Work out how many lines of the listing hold the string "Find". Answer with that number alone.

--- START Dataset content ---

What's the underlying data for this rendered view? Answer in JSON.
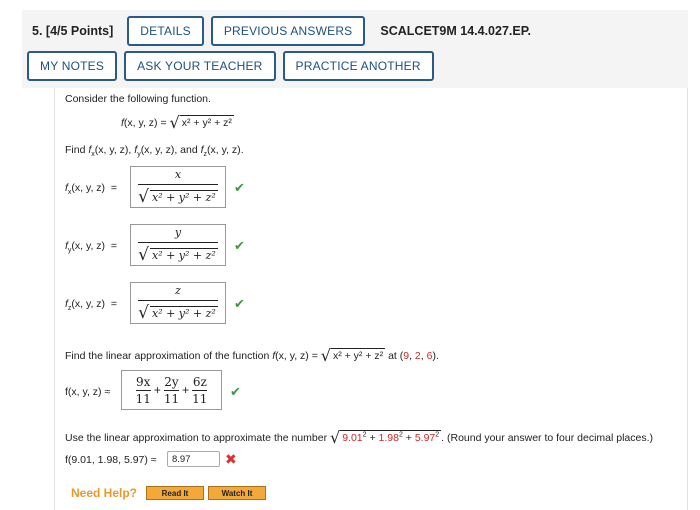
{
  "question": {
    "number_label": "5.",
    "points_label": "[4/5 Points]",
    "code": "SCALCET9M 14.4.027.EP."
  },
  "toolbar": {
    "details": "DETAILS",
    "previous_answers": "PREVIOUS ANSWERS",
    "my_notes": "MY NOTES",
    "ask_teacher": "ASK YOUR TEACHER",
    "practice_another": "PRACTICE ANOTHER"
  },
  "problem": {
    "intro": "Consider the following function.",
    "function_lhs": "f(x, y, z) =",
    "find_prefix": "Find",
    "fx_label": "f",
    "fy_label": "f",
    "fz_label": "f",
    "and_word": "and",
    "args": "(x, y, z)",
    "answers": {
      "fx_num": "x",
      "fy_num": "y",
      "fz_num": "z",
      "den_radicand": "x² + y² + z²"
    },
    "linear_prompt": "Find the linear approximation of the function",
    "linear_point_prefix": "at (",
    "point": [
      "9",
      "2",
      "6"
    ],
    "linear_lhs": "f(x, y, z) ≈",
    "linear_terms": [
      {
        "num": "9x",
        "den": "11"
      },
      {
        "num": "2y",
        "den": "11"
      },
      {
        "num": "6z",
        "den": "11"
      }
    ],
    "approx_prompt": "Use the linear approximation to approximate the number",
    "approx_values": [
      "9.01",
      "1.98",
      "5.97"
    ],
    "approx_note": ". (Round your answer to four decimal places.)",
    "approx_lhs": "f(9.01, 1.98, 5.97) ≈",
    "approx_input_value": "8.97"
  },
  "help": {
    "label": "Need Help?",
    "read_it": "Read It",
    "watch_it": "Watch It"
  },
  "colors": {
    "button_border": "#2a5a8a",
    "correct": "#3a9a3a",
    "incorrect": "#d83232",
    "highlight_red": "#cc2a2a",
    "help_orange": "#e69a2e"
  }
}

--- END Dataset content ---

Result for this exercise:
2